Collection entries
● ● ● ●

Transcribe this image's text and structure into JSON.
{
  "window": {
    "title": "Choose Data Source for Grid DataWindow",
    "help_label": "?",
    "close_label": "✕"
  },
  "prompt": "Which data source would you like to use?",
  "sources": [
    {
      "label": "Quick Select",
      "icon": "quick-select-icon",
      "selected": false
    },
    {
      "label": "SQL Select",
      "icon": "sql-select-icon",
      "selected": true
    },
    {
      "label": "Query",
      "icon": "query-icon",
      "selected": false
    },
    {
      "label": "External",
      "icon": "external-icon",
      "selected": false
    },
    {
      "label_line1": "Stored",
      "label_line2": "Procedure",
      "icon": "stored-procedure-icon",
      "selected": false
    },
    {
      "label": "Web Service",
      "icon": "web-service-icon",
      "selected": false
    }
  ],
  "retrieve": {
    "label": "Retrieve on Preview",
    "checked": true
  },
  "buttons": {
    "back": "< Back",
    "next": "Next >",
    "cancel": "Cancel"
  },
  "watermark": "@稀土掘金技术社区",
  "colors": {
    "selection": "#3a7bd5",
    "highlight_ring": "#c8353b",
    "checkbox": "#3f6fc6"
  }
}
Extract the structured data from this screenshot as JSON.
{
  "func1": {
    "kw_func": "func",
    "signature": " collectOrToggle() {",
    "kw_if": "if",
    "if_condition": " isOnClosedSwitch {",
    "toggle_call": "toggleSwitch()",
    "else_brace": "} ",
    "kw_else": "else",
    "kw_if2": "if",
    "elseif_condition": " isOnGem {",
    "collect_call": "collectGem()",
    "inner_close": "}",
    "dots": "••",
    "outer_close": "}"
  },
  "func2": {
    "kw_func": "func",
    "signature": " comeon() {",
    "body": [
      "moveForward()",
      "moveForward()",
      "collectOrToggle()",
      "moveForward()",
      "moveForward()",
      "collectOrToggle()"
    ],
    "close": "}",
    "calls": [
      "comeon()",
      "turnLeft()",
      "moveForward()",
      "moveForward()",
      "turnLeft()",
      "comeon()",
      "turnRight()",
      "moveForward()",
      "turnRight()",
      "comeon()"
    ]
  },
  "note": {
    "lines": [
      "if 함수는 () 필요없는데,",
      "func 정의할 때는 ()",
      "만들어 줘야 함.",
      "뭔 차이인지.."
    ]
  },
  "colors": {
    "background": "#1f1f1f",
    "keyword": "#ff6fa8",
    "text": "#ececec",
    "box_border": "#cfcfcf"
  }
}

● ● ● ●

▸ **EXERCISE DETAILS**: Identify each line in the records above containing the word "JSON"; copy those lines.

▸ **THE COMPLETED TASK**:
Transcribe this image's text and structure into JSON.
Extract the structured data from this screenshot as JSON.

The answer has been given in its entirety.